_Exercise goal_
Which lines in the material below contain the word "color"? Copy each of them.

_Supplied data_
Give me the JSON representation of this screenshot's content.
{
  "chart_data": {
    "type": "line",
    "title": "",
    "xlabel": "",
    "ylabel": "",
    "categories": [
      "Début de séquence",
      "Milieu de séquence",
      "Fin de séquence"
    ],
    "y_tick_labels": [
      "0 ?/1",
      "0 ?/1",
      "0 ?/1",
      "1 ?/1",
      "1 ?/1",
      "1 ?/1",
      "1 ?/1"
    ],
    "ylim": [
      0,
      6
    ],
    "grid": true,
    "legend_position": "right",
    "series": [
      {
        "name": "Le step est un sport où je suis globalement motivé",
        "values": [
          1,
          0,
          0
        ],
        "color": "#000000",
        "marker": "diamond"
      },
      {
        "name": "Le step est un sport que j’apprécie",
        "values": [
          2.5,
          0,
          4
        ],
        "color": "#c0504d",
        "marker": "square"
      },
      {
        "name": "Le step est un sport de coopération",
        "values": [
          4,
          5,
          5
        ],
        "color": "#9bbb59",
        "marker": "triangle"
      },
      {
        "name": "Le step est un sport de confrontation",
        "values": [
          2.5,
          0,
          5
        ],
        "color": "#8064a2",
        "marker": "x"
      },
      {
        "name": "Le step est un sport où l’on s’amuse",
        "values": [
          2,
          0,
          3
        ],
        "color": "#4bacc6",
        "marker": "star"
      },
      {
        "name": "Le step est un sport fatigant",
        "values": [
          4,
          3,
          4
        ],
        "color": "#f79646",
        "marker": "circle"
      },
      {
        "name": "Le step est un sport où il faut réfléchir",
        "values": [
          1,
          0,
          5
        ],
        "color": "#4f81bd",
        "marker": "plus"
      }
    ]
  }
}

_Answer to this task_
        "color": "#000000",
        "color": "#c0504d",
        "color": "#9bbb59",
        "color": "#8064a2",
        "color": "#4bacc6",
        "color": "#f79646",
        "color": "#4f81bd",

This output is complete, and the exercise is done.